# Exercise task:
Without including the pictures, copy out every line below.

= = = = =

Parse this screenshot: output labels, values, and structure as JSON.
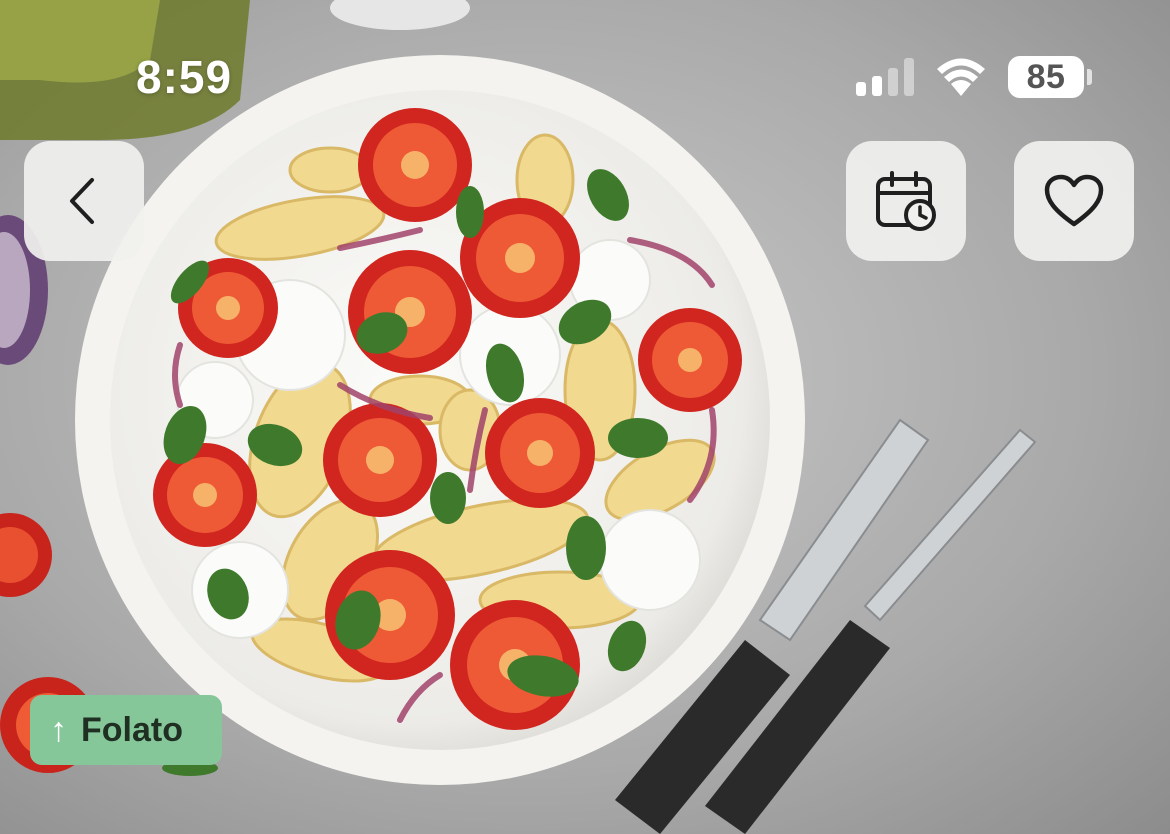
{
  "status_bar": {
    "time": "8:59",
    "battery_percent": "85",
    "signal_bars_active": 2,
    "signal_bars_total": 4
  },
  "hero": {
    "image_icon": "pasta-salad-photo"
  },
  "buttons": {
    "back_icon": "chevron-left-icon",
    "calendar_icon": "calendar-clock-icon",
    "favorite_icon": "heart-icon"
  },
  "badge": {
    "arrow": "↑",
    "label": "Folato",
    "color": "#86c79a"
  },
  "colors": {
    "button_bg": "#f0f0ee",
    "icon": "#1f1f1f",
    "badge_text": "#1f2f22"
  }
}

= = = = =

# Answer for this exercise:
Parse this screenshot: output labels, values, and structure as JSON.
{
  "status_bar": {
    "time": "8:59",
    "battery_percent": "85",
    "signal_bars_active": 2,
    "signal_bars_total": 4
  },
  "hero": {
    "image_icon": "pasta-salad-photo"
  },
  "buttons": {
    "back_icon": "chevron-left-icon",
    "calendar_icon": "calendar-clock-icon",
    "favorite_icon": "heart-icon"
  },
  "badge": {
    "arrow": "↑",
    "label": "Folato",
    "color": "#86c79a"
  },
  "colors": {
    "button_bg": "#f0f0ee",
    "icon": "#1f1f1f",
    "badge_text": "#1f2f22"
  }
}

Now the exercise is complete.